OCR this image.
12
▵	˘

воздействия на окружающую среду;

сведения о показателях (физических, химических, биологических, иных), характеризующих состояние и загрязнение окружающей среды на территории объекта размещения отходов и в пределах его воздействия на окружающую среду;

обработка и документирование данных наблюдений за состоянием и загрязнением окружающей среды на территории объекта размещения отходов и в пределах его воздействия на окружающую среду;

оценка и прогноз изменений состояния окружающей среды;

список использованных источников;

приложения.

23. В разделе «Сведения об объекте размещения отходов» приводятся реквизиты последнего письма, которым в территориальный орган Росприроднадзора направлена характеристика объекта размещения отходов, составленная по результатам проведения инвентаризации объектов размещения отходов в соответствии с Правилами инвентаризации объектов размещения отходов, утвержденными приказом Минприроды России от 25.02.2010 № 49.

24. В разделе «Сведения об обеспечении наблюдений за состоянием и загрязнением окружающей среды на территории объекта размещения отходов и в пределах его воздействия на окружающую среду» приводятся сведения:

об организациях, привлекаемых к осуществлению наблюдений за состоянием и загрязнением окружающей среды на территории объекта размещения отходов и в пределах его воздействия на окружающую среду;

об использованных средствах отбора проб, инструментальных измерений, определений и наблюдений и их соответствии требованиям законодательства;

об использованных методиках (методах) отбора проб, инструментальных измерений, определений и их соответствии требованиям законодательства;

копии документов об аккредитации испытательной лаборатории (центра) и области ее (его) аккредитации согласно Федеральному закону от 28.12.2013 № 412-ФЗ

==================================================

THE EXERCISE:
Reproduce each line from the records that contains the word "проб".

THE REPLY:
об использованных средствах отбора проб, инструментальных измерений, определений и наблюдений и их соответствии требованиям законодательства;
об использованных методиках (методах) отбора проб, инструментальных измерений, определений и их соответствии требованиям законодательства;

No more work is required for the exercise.